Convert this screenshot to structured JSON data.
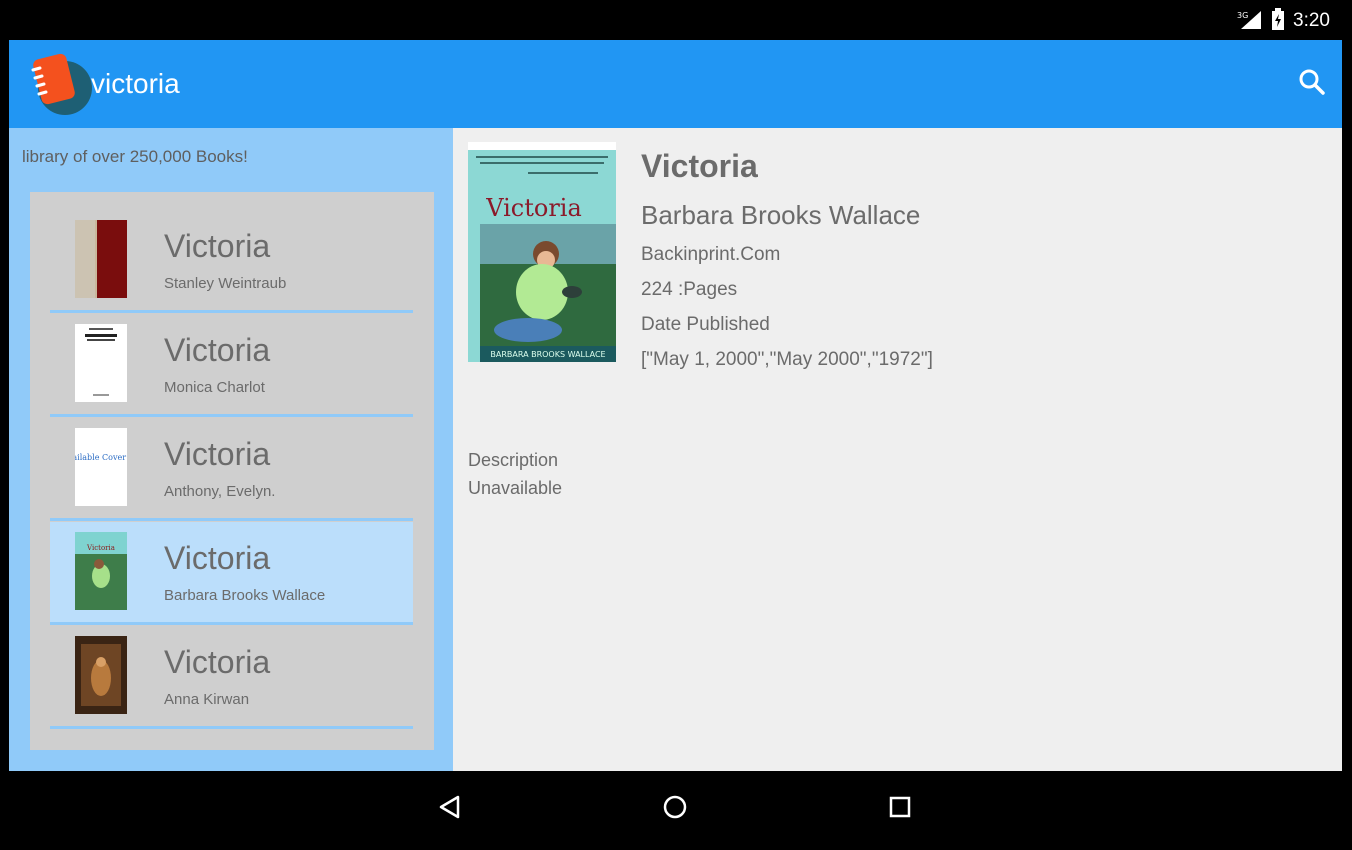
{
  "status_bar": {
    "time": "3:20",
    "network_label": "3G"
  },
  "toolbar": {
    "title": "victoria"
  },
  "left_pane": {
    "tagline": "library of over 250,000 Books!",
    "books": [
      {
        "title": "Victoria",
        "author": "Stanley Weintraub"
      },
      {
        "title": "Victoria",
        "author": "Monica Charlot"
      },
      {
        "title": "Victoria",
        "author": "Anthony, Evelyn."
      },
      {
        "title": "Victoria",
        "author": "Barbara Brooks Wallace"
      },
      {
        "title": "Victoria",
        "author": "Anna Kirwan"
      }
    ],
    "no_cover_text": "No Available Cover Image",
    "cover_title_text": "Victoria"
  },
  "detail": {
    "title": "Victoria",
    "author": "Barbara Brooks Wallace",
    "publisher": "Backinprint.Com",
    "pages": "224 :Pages",
    "date_label": "Date Published",
    "dates": "[\"May 1, 2000\",\"May 2000\",\"1972\"]",
    "cover_title": "Victoria",
    "cover_author": "BARBARA BROOKS WALLACE",
    "description_label": "Description",
    "description_text": "Unavailable"
  },
  "colors": {
    "primary": "#2196f3",
    "pane_blue": "#90caf9",
    "selected": "#bbdefb",
    "list_bg": "#cfcfcf",
    "text": "#6b6b6b",
    "logo_orange": "#f4511e",
    "logo_teal": "#1e5f74"
  }
}
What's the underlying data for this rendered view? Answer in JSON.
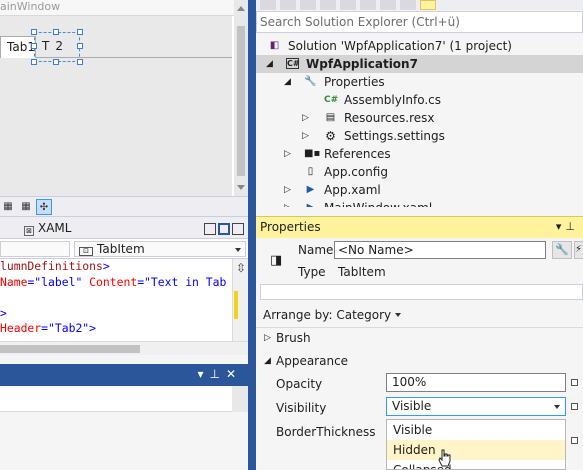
============================================================
**Given exercise**
Return the material exactly as given, apart from the pictures.

**Final result**
Convert this screenshot to structured JSON data.
{
  "status_bar": {
    "time": "3:20",
    "network_label": "3G"
  },
  "toolbar": {
    "title": "victoria"
  },
  "left_pane": {
    "tagline": "library of over 250,000 Books!",
    "books": [
      {
        "title": "Victoria",
        "author": "Stanley Weintraub"
      },
      {
        "title": "Victoria",
        "author": "Monica Charlot"
      },
      {
        "title": "Victoria",
        "author": "Anthony, Evelyn."
      },
      {
        "title": "Victoria",
        "author": "Barbara Brooks Wallace"
      },
      {
        "title": "Victoria",
        "author": "Anna Kirwan"
      }
    ],
    "no_cover_text": "No Available Cover Image",
    "cover_title_text": "Victoria"
  },
  "detail": {
    "title": "Victoria",
    "author": "Barbara Brooks Wallace",
    "publisher": "Backinprint.Com",
    "pages": "224 :Pages",
    "date_label": "Date Published",
    "dates": "[\"May 1, 2000\",\"May 2000\",\"1972\"]",
    "cover_title": "Victoria",
    "cover_author": "BARBARA BROOKS WALLACE",
    "description_label": "Description",
    "description_text": "Unavailable"
  },
  "colors": {
    "primary": "#2196f3",
    "pane_blue": "#90caf9",
    "selected": "#bbdefb",
    "list_bg": "#cfcfcf",
    "text": "#6b6b6b",
    "logo_orange": "#f4511e",
    "logo_teal": "#1e5f74"
  }
}
What's the underlying data for this rendered view? Answer in JSON.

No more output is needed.